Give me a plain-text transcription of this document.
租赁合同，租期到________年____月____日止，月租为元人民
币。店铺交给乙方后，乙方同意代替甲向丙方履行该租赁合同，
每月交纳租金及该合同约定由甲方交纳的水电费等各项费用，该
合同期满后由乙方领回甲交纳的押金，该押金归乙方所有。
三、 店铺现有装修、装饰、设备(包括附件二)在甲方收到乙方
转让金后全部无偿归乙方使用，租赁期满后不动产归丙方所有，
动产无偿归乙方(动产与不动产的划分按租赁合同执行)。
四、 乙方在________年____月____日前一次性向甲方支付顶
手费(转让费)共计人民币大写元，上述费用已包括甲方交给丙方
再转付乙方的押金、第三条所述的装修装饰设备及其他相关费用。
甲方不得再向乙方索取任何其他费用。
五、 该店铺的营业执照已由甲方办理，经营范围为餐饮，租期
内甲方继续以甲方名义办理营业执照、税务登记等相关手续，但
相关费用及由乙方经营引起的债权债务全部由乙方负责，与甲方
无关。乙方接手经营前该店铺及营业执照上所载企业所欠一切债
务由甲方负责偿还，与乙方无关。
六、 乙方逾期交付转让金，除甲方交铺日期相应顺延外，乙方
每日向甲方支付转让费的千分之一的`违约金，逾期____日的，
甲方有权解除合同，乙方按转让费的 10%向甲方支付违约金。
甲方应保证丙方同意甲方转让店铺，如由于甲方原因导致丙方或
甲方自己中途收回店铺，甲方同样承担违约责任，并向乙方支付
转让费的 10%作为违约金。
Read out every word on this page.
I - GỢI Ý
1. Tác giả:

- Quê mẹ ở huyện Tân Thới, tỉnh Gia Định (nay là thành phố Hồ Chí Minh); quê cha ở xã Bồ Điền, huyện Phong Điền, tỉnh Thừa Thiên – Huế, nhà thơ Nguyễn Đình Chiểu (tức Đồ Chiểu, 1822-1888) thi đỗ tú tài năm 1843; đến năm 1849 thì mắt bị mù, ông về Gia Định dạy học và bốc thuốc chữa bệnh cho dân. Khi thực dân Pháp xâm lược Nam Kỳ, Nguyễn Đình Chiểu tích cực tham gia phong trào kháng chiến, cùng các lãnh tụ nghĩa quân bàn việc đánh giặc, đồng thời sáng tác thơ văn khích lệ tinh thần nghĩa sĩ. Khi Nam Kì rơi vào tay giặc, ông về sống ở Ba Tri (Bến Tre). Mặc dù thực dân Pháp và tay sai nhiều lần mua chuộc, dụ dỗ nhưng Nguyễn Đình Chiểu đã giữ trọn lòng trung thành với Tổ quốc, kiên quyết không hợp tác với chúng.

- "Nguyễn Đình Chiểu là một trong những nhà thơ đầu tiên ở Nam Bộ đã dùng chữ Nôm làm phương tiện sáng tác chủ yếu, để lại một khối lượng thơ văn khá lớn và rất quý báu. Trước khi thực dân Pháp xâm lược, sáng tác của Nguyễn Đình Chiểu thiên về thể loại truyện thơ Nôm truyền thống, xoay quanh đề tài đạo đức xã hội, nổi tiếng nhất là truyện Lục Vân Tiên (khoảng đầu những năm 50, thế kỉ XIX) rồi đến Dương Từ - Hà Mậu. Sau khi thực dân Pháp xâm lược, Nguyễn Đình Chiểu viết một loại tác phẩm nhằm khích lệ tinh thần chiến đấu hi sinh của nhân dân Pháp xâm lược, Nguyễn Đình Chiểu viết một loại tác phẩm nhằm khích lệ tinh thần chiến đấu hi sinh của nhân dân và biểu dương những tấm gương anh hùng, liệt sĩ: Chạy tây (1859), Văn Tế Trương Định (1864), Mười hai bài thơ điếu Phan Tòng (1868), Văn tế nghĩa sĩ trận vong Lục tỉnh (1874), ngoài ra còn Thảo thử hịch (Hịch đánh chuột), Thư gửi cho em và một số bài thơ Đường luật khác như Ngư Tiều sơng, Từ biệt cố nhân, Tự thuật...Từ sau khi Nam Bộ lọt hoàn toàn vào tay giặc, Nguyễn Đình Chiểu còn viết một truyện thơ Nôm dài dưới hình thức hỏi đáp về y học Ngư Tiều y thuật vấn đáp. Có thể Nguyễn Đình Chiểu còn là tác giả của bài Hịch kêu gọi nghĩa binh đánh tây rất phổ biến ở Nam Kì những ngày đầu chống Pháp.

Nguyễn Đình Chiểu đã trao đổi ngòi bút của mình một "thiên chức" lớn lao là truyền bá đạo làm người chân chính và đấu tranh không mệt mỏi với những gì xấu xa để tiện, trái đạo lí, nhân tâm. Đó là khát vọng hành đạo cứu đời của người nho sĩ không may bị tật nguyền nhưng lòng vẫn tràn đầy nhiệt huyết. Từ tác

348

» What needs to be done: From the listing above, pick out every line containing "this".

» Response:
Give me a plain-text transcription of this document.
Read out every word on this page.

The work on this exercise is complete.